* BEGIN Raw data *

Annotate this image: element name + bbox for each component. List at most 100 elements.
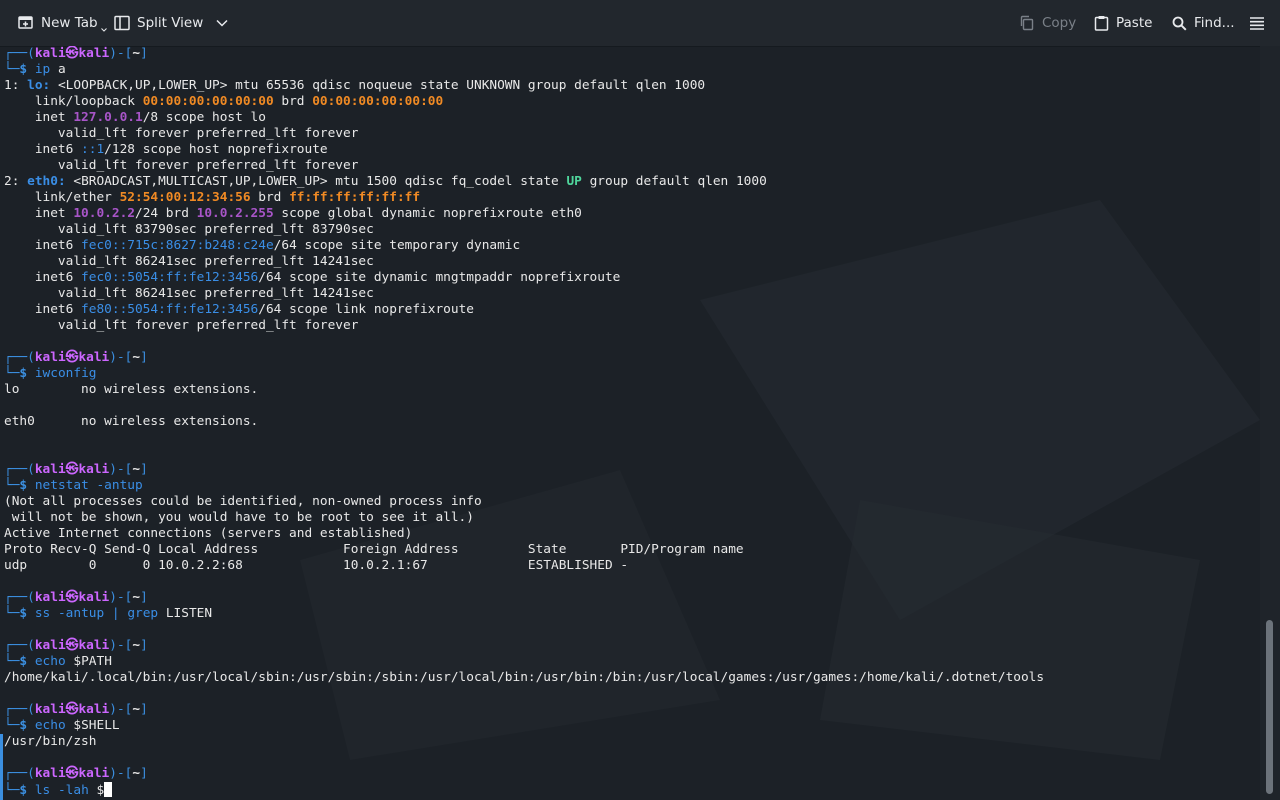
output-line: Proto Recv-Q Send-Q Local Address Foreig…	[4, 542, 744, 558]
command-text: |	[111, 606, 120, 621]
output-line: valid_lft forever preferred_lft forever	[4, 126, 358, 142]
output-text: fec0::5054:ff:fe12:3456	[81, 270, 259, 285]
new-tab-label: New Tab	[41, 15, 98, 31]
prompt-frame: └─	[4, 62, 20, 77]
prompt-user-host: kali㉿kali	[34, 350, 110, 365]
output-line: /home/kali/.local/bin:/usr/local/sbin:/u…	[4, 670, 1044, 686]
output-line: lo no wireless extensions.	[4, 382, 258, 398]
chevron-down-icon	[100, 28, 107, 32]
output-line: inet6 fec0::5054:ff:fe12:3456/64 scope s…	[4, 270, 621, 286]
output-text: fec0::715c:8627:b248:c24e	[81, 238, 274, 253]
prompt-frame: )-[	[109, 462, 133, 477]
prompt-frame: └─	[4, 718, 20, 733]
output-text: <BROADCAST,MULTICAST,UP,LOWER_UP> mtu 15…	[65, 174, 567, 189]
chevron-down-icon	[216, 19, 228, 27]
output-text: lo:	[27, 78, 51, 93]
new-tab-icon	[18, 16, 33, 29]
prompt-frame: )-[	[109, 350, 133, 365]
scrollbar-thumb[interactable]	[1266, 620, 1273, 794]
terminal-output[interactable]: ┌──(kali㉿kali)-[~] └─$ ip a 1: lo: <LOOPBA…	[0, 46, 1260, 800]
command-text: ss -antup	[34, 606, 112, 621]
prompt-frame: ]	[140, 350, 148, 365]
command-text: ip	[34, 62, 51, 77]
prompt-frame: ┌──(	[4, 638, 35, 653]
prompt-frame: ]	[140, 590, 148, 605]
find-label: Find...	[1194, 15, 1235, 31]
prompt-cwd: ~	[132, 46, 141, 61]
prompt-user-host: kali㉿kali	[34, 638, 110, 653]
prompt-frame: ]	[140, 462, 148, 477]
prompt-cwd: ~	[132, 702, 141, 717]
command-text: $PATH	[65, 654, 112, 669]
output-text: inet6	[4, 142, 82, 157]
prompt-frame: ]	[140, 46, 148, 61]
output-line: link/loopback 00:00:00:00:00:00 brd 00:0…	[4, 94, 443, 110]
output-text: eth0 no wireless extensions.	[4, 414, 259, 429]
command-line: └─$ ss -antup | grep LISTEN	[4, 606, 212, 622]
output-text: scope global dynamic noprefixroute eth0	[273, 206, 582, 221]
prompt-line: ┌──(kali㉿kali)-[~]	[4, 638, 148, 654]
find-button[interactable]: Find...	[1172, 0, 1235, 46]
output-text: /128 scope host noprefixroute	[104, 142, 328, 157]
output-line: inet6 ::1/128 scope host noprefixroute	[4, 142, 328, 158]
output-text: ::1	[81, 142, 105, 157]
output-text: valid_lft 86241sec preferred_lft 14241se…	[4, 286, 374, 301]
prompt-symbol: $	[19, 478, 35, 493]
prompt-cwd: ~	[132, 462, 141, 477]
prompt-symbol: $	[19, 718, 35, 733]
output-text: fe80::5054:ff:fe12:3456	[81, 302, 259, 317]
terminal-toolbar: New Tab Split View Copy Paste Find...	[0, 0, 1280, 47]
output-line: valid_lft forever preferred_lft forever	[4, 158, 358, 174]
prompt-frame: ]	[140, 638, 148, 653]
command-line: └─$ iwconfig	[4, 366, 96, 382]
output-text: /24 brd	[134, 206, 197, 221]
split-view-icon	[114, 15, 130, 31]
output-text: 00:00:00:00:00:00	[312, 94, 444, 109]
paste-button[interactable]: Paste	[1094, 0, 1152, 46]
prompt-symbol: $	[19, 606, 35, 621]
output-text: UP	[566, 174, 582, 189]
command-text: echo	[34, 718, 66, 733]
output-text: 2:	[4, 174, 28, 189]
command-text: $	[88, 783, 105, 798]
output-text: Active Internet connections (servers and…	[4, 526, 413, 541]
output-text: valid_lft forever preferred_lft forever	[4, 158, 359, 173]
hamburger-menu-button[interactable]	[1250, 0, 1264, 46]
command-line: └─$ ls -lah $	[4, 782, 113, 798]
command-text: netstat -antup	[34, 478, 143, 493]
output-line: valid_lft 86241sec preferred_lft 14241se…	[4, 254, 374, 270]
paste-label: Paste	[1116, 15, 1153, 31]
new-tab-button[interactable]: New Tab	[18, 0, 107, 46]
prompt-frame: └─	[4, 366, 20, 381]
output-text: <LOOPBACK,UP,LOWER_UP> mtu 65536 qdisc n…	[50, 78, 706, 93]
prompt-frame: ┌──(	[4, 46, 35, 61]
output-text: link/ether	[4, 190, 120, 205]
active-line-marker	[0, 734, 3, 800]
output-text: /home/kali/.local/bin:/usr/local/sbin:/u…	[4, 670, 1045, 685]
command-text: ls -lah	[34, 783, 89, 798]
prompt-frame: )-[	[109, 590, 133, 605]
output-line: eth0 no wireless extensions.	[4, 414, 258, 430]
prompt-line: ┌──(kali㉿kali)-[~]	[4, 350, 148, 366]
split-view-button[interactable]: Split View	[114, 0, 228, 46]
prompt-frame: └─	[4, 606, 20, 621]
prompt-line: ┌──(kali㉿kali)-[~]	[4, 590, 148, 606]
copy-label: Copy	[1042, 15, 1077, 31]
copy-button[interactable]: Copy	[1019, 0, 1076, 46]
prompt-line: ┌──(kali㉿kali)-[~]	[4, 46, 148, 62]
prompt-frame: ]	[140, 702, 148, 717]
output-text: inet6	[4, 302, 82, 317]
output-text: 10.0.2.2	[73, 206, 135, 221]
output-text: 10.0.2.255	[196, 206, 274, 221]
output-line: will not be shown, you would have to be …	[4, 510, 474, 526]
prompt-user-host: kali㉿kali	[34, 590, 110, 605]
split-view-label: Split View	[137, 15, 204, 31]
output-line: 2: eth0: <BROADCAST,MULTICAST,UP,LOWER_U…	[4, 174, 767, 190]
output-text: valid_lft 86241sec preferred_lft 14241se…	[4, 254, 374, 269]
prompt-symbol: $	[19, 366, 35, 381]
output-text: valid_lft forever preferred_lft forever	[4, 126, 359, 141]
prompt-frame: )-[	[109, 702, 133, 717]
prompt-user-host: kali㉿kali	[34, 46, 110, 61]
prompt-symbol: $	[19, 62, 35, 77]
output-line: link/ether 52:54:00:12:34:56 brd ff:ff:f…	[4, 190, 420, 206]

* END Raw data *

■ Given request
Please extract every line from the items above that contains the string "Copy".

■ Final answer
terminal-toolbar: New Tab Split View Copy Paste Find...	[0, 0, 1280, 47]
copy-label: Copy	[1042, 15, 1077, 31]
copy-button[interactable]: Copy	[1019, 0, 1076, 46]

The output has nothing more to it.